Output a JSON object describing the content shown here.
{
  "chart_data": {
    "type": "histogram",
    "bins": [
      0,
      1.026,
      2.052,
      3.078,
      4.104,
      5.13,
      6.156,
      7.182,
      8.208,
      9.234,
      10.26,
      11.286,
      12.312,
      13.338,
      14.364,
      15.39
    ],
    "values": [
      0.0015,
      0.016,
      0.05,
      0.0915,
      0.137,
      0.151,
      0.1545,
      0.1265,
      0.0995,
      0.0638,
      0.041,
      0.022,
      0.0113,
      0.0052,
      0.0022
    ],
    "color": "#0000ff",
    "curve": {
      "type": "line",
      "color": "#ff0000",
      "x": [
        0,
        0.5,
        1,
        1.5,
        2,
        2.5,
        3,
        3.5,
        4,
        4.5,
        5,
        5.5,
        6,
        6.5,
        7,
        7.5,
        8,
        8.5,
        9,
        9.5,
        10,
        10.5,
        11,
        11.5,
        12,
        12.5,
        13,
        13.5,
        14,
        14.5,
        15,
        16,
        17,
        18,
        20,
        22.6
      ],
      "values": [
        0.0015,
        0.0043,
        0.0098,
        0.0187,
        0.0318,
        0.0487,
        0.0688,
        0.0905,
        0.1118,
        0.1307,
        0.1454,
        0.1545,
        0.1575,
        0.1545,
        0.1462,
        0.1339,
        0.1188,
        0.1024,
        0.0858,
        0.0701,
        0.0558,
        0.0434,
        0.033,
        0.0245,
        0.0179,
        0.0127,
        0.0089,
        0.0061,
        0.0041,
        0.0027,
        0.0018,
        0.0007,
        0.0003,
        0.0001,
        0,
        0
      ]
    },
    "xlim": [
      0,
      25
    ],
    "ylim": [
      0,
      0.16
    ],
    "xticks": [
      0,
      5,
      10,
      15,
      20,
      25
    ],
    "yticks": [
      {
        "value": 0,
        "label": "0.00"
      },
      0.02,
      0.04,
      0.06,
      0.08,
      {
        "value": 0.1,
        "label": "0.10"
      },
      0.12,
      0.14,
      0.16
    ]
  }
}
· · · · · · ·
▶ **GIVEN PROBLEM**
Reproduce the material above exactly; please quote every line of it.

▶ **ANSWER TO THIS PROBLEM**
Output a JSON object describing the content shown here.
{
  "chart_data": {
    "type": "histogram",
    "bins": [
      0,
      1.026,
      2.052,
      3.078,
      4.104,
      5.13,
      6.156,
      7.182,
      8.208,
      9.234,
      10.26,
      11.286,
      12.312,
      13.338,
      14.364,
      15.39
    ],
    "values": [
      0.0015,
      0.016,
      0.05,
      0.0915,
      0.137,
      0.151,
      0.1545,
      0.1265,
      0.0995,
      0.0638,
      0.041,
      0.022,
      0.0113,
      0.0052,
      0.0022
    ],
    "color": "#0000ff",
    "curve": {
      "type": "line",
      "color": "#ff0000",
      "x": [
        0,
        0.5,
        1,
        1.5,
        2,
        2.5,
        3,
        3.5,
        4,
        4.5,
        5,
        5.5,
        6,
        6.5,
        7,
        7.5,
        8,
        8.5,
        9,
        9.5,
        10,
        10.5,
        11,
        11.5,
        12,
        12.5,
        13,
        13.5,
        14,
        14.5,
        15,
        16,
        17,
        18,
        20,
        22.6
      ],
      "values": [
        0.0015,
        0.0043,
        0.0098,
        0.0187,
        0.0318,
        0.0487,
        0.0688,
        0.0905,
        0.1118,
        0.1307,
        0.1454,
        0.1545,
        0.1575,
        0.1545,
        0.1462,
        0.1339,
        0.1188,
        0.1024,
        0.0858,
        0.0701,
        0.0558,
        0.0434,
        0.033,
        0.0245,
        0.0179,
        0.0127,
        0.0089,
        0.0061,
        0.0041,
        0.0027,
        0.0018,
        0.0007,
        0.0003,
        0.0001,
        0,
        0
      ]
    },
    "xlim": [
      0,
      25
    ],
    "ylim": [
      0,
      0.16
    ],
    "xticks": [
      0,
      5,
      10,
      15,
      20,
      25
    ],
    "yticks": [
      {
        "value": 0,
        "label": "0.00"
      },
      0.02,
      0.04,
      0.06,
      0.08,
      {
        "value": 0.1,
        "label": "0.10"
      },
      0.12,
      0.14,
      0.16
    ]
  }
}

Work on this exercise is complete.